## Task:
Could you return the lines of the listing below as a JSON list of strings, one string per line and skipping any blank lines, beginning with the line containing "- page-subtitle: Rewrite" and continuing through the line containing "- rewritten-email-text: Subject: Request"?

## The input:
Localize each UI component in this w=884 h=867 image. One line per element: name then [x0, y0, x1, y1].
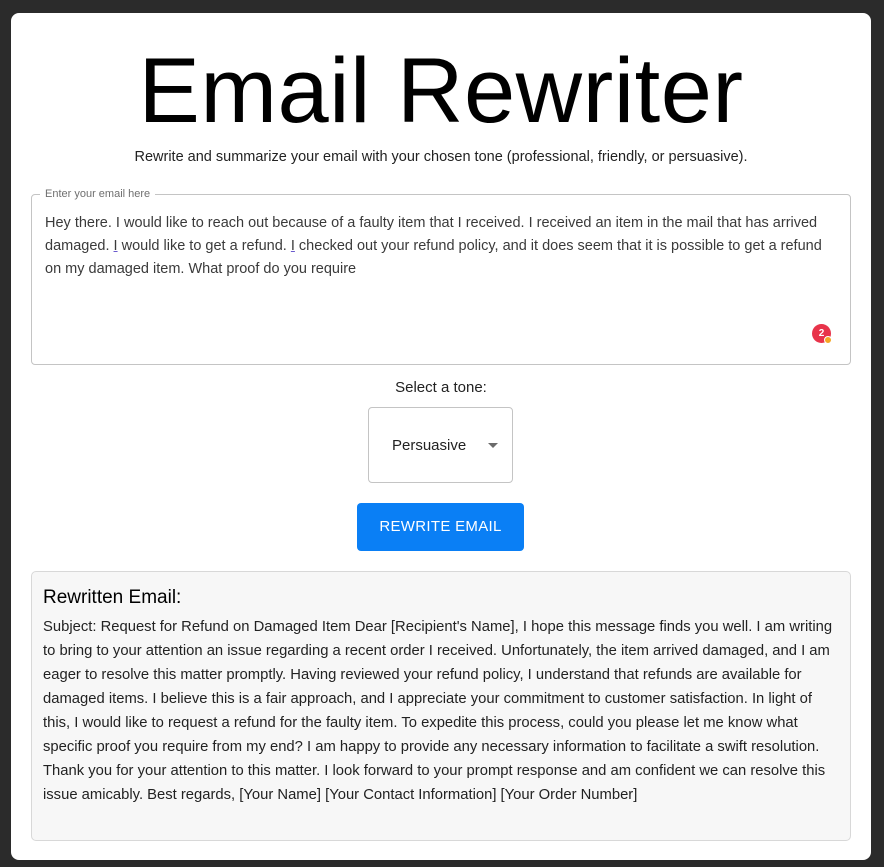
- page-subtitle: Rewrite and summarize your email with yo…: [134, 149, 748, 165]
- email-input-label: Enter your email here: [40, 187, 156, 201]
- email-input-text[interactable]: Hey there. I would like to reach out bec…: [45, 212, 840, 281]
- rewritten-email-title: Rewritten Email:: [43, 587, 182, 608]
- rewrite-email-button[interactable]: REWRITE EMAIL: [357, 503, 524, 551]
- rewritten-email-text: Subject: Request for Refund on Damaged I…: [43, 619, 833, 803]
- grammar-assistant-icon[interactable]: 2: [812, 324, 832, 344]
- app-card: Email Rewriter Rewrite and summarize you…: [11, 13, 871, 860]
- tone-select[interactable]: Persuasive: [368, 407, 513, 483]
- tone-selected-value: Persuasive: [392, 437, 467, 454]
- email-text-segment: would like to get a refund.: [117, 238, 291, 254]
- chevron-down-icon: [488, 443, 498, 448]
- rewritten-email-panel: Rewritten Email: Subject: Request for Re…: [31, 571, 851, 841]
- tone-label: Select a tone:: [395, 379, 487, 396]
- grammar-status-dot: [824, 336, 832, 344]
- page-title: Email Rewriter: [138, 40, 744, 142]
- email-input[interactable]: Enter your email here Hey there. I would…: [31, 187, 851, 365]
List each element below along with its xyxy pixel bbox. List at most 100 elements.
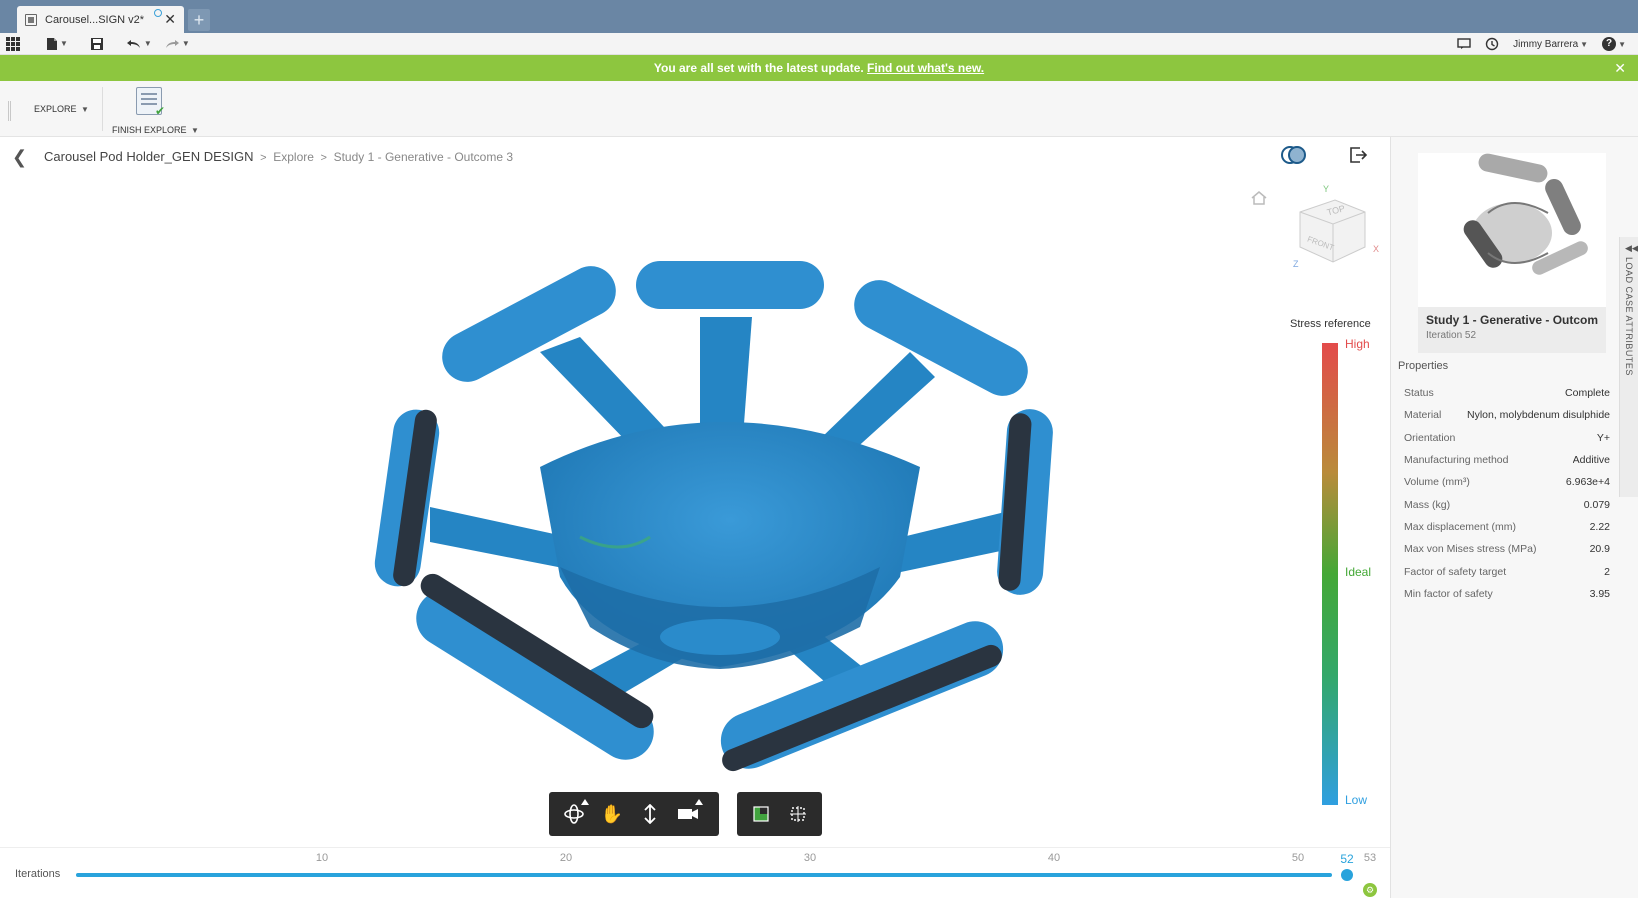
property-key: Max von Mises stress (MPa) bbox=[1404, 543, 1537, 556]
property-value: 2 bbox=[1604, 565, 1610, 578]
property-row: Status Complete bbox=[1398, 382, 1616, 404]
sync-status-icon bbox=[154, 9, 162, 17]
ribbon-grip[interactable] bbox=[8, 101, 11, 121]
property-key: Manufacturing method bbox=[1404, 454, 1509, 467]
chevron-down-icon: ▼ bbox=[191, 126, 199, 135]
file-menu-button[interactable]: ▼ bbox=[40, 33, 74, 55]
property-key: Factor of safety target bbox=[1404, 565, 1507, 578]
property-row: Mass (kg) 0.079 bbox=[1398, 493, 1616, 515]
property-value: Complete bbox=[1565, 387, 1610, 400]
ribbon-divider bbox=[102, 87, 103, 131]
ribbon: EXPLORE ▼ FINISH EXPLORE ▼ bbox=[0, 81, 1638, 137]
redo-button[interactable]: ▼ bbox=[158, 33, 196, 55]
axis-z-label: Z bbox=[1293, 259, 1299, 269]
user-account-menu[interactable]: Jimmy Barrera ▼ bbox=[1513, 39, 1588, 50]
workspace-label: EXPLORE bbox=[34, 104, 77, 114]
section-analysis-button[interactable] bbox=[782, 797, 815, 831]
double-chevron-left-icon: ◀◀ bbox=[1625, 243, 1638, 253]
help-menu[interactable]: ? ▼ bbox=[1602, 37, 1626, 51]
chevron-down-icon: ▼ bbox=[1580, 39, 1589, 49]
property-key: Status bbox=[1404, 387, 1434, 400]
viewcube[interactable]: TOP FRONT Y X Z bbox=[1285, 182, 1385, 272]
breadcrumb-bar: ❮ Carousel Pod Holder_GEN DESIGN > Explo… bbox=[0, 137, 1390, 177]
chevron-down-icon: ▼ bbox=[1618, 39, 1626, 49]
property-key: Max displacement (mm) bbox=[1404, 520, 1517, 533]
user-name: Jimmy Barrera bbox=[1513, 38, 1579, 50]
property-value: 3.95 bbox=[1589, 587, 1610, 600]
axis-y-label: Y bbox=[1323, 184, 1329, 194]
property-row: Orientation Y+ bbox=[1398, 427, 1616, 449]
property-value: Nylon, molybdenum disulphide bbox=[1467, 409, 1610, 422]
breadcrumb-item-explore[interactable]: Explore bbox=[273, 150, 314, 164]
properties-heading: Properties bbox=[1398, 360, 1449, 372]
stress-color-scale bbox=[1322, 343, 1338, 805]
property-value: 0.079 bbox=[1583, 498, 1610, 511]
exit-explore-icon[interactable] bbox=[1348, 145, 1368, 165]
load-case-attributes-tab[interactable]: ◀◀ LOAD CASE ATTRIBUTES bbox=[1619, 237, 1638, 497]
chevron-down-icon: ▼ bbox=[181, 39, 190, 48]
property-value: 6.963e+4 bbox=[1565, 476, 1610, 489]
outcome-title: Study 1 - Generative - Outcom... bbox=[1426, 313, 1598, 327]
generative-model[interactable] bbox=[0, 177, 1390, 847]
back-arrow-icon[interactable]: ❮ bbox=[12, 147, 27, 168]
chevron-down-icon: ▼ bbox=[143, 39, 152, 48]
breadcrumb-item-outcome: Study 1 - Generative - Outcome 3 bbox=[333, 150, 514, 164]
zoom-button[interactable] bbox=[633, 797, 667, 831]
navigation-toolbar: ✋ bbox=[549, 792, 719, 836]
home-icon[interactable] bbox=[1250, 189, 1268, 207]
new-tab-button[interactable]: + bbox=[188, 9, 210, 31]
workspace-switcher[interactable]: EXPLORE ▼ bbox=[34, 104, 89, 114]
property-row: Material Nylon, molybdenum disulphide bbox=[1398, 404, 1616, 426]
save-icon bbox=[90, 37, 103, 50]
property-row: Max von Mises stress (MPa) 20.9 bbox=[1398, 538, 1616, 560]
outcome-iteration: Iteration 52 bbox=[1426, 330, 1477, 341]
property-row: Manufacturing method Additive bbox=[1398, 449, 1616, 471]
pan-button[interactable]: ✋ bbox=[595, 797, 629, 831]
stress-legend-title: Stress reference bbox=[1290, 318, 1371, 330]
iterations-slider-track[interactable] bbox=[76, 873, 1332, 877]
update-banner: You are all set with the latest update. … bbox=[0, 55, 1638, 81]
undo-button[interactable]: ▼ bbox=[120, 33, 158, 55]
whats-new-link[interactable]: Find out what's new. bbox=[867, 61, 984, 75]
model-base bbox=[660, 619, 780, 655]
quick-access-toolbar: ▼ ▼ ▼ Jimmy Barrera ▼ ? ▼ bbox=[0, 33, 1638, 55]
3d-viewport[interactable]: TOP FRONT Y X Z Stress reference High Id… bbox=[0, 177, 1390, 847]
timeline-tick: 20 bbox=[559, 852, 573, 864]
properties-list: Status Complete Material Nylon, molybdenum… bbox=[1398, 382, 1616, 605]
display-settings-icon bbox=[753, 806, 769, 822]
breadcrumb-separator: > bbox=[260, 152, 267, 164]
camera-button[interactable] bbox=[671, 797, 705, 831]
close-tab-icon[interactable]: ✕ bbox=[164, 11, 176, 28]
file-icon bbox=[47, 37, 57, 50]
breadcrumb-separator: > bbox=[320, 152, 327, 164]
zoom-arrows-icon bbox=[644, 804, 656, 824]
property-key: Min factor of safety bbox=[1404, 587, 1493, 600]
save-button[interactable] bbox=[84, 33, 110, 55]
property-key: Volume (mm³) bbox=[1404, 476, 1470, 489]
help-icon: ? bbox=[1602, 37, 1617, 51]
redo-icon bbox=[165, 39, 179, 48]
property-value: 20.9 bbox=[1589, 543, 1610, 556]
document-tab[interactable]: Carousel...SIGN v2* ✕ bbox=[17, 6, 184, 33]
section-icon bbox=[789, 806, 806, 822]
display-toolbar bbox=[737, 792, 822, 836]
orbit-button[interactable] bbox=[557, 797, 591, 831]
timeline-max-tick: 53 bbox=[1363, 852, 1377, 864]
property-key: Material bbox=[1404, 409, 1442, 422]
property-key: Mass (kg) bbox=[1404, 498, 1451, 511]
grid-icon bbox=[6, 36, 20, 51]
compare-icon[interactable] bbox=[1281, 146, 1306, 164]
property-value: Additive bbox=[1572, 454, 1610, 467]
data-panel-button[interactable] bbox=[0, 33, 26, 55]
finish-explore-button[interactable]: FINISH EXPLORE ▼ bbox=[112, 125, 199, 135]
finish-explore-icon[interactable] bbox=[136, 87, 165, 118]
display-settings-button[interactable] bbox=[745, 797, 778, 831]
iterations-slider-handle[interactable] bbox=[1341, 869, 1353, 881]
title-bar: Carousel...SIGN v2* ✕ + bbox=[0, 0, 1638, 33]
chevron-down-icon: ▼ bbox=[81, 105, 89, 114]
breadcrumb-root[interactable]: Carousel Pod Holder_GEN DESIGN bbox=[44, 149, 254, 164]
notifications-icon[interactable] bbox=[1457, 38, 1471, 50]
job-status-icon[interactable] bbox=[1485, 37, 1499, 51]
close-banner-icon[interactable]: ✕ bbox=[1614, 55, 1626, 81]
undo-icon bbox=[126, 39, 140, 48]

## Result of this task:
[
  "- page-subtitle: Rewrite and summarize your email with yo…: [134, 149, 748, 165]",
  "- email-input-label: Enter your email here: [40, 187, 156, 201]",
  "- email-input-text[interactable]: Hey there. I would like to reach out bec…: [45, 212, 840, 281]",
  "- rewritten-email-title: Rewritten Email:: [43, 587, 182, 608]",
  "- rewrite-email-button[interactable]: REWRITE EMAIL: [357, 503, 524, 551]",
  "- rewritten-email-text: Subject: Request for Refund on Damaged I…: [43, 619, 833, 803]"
]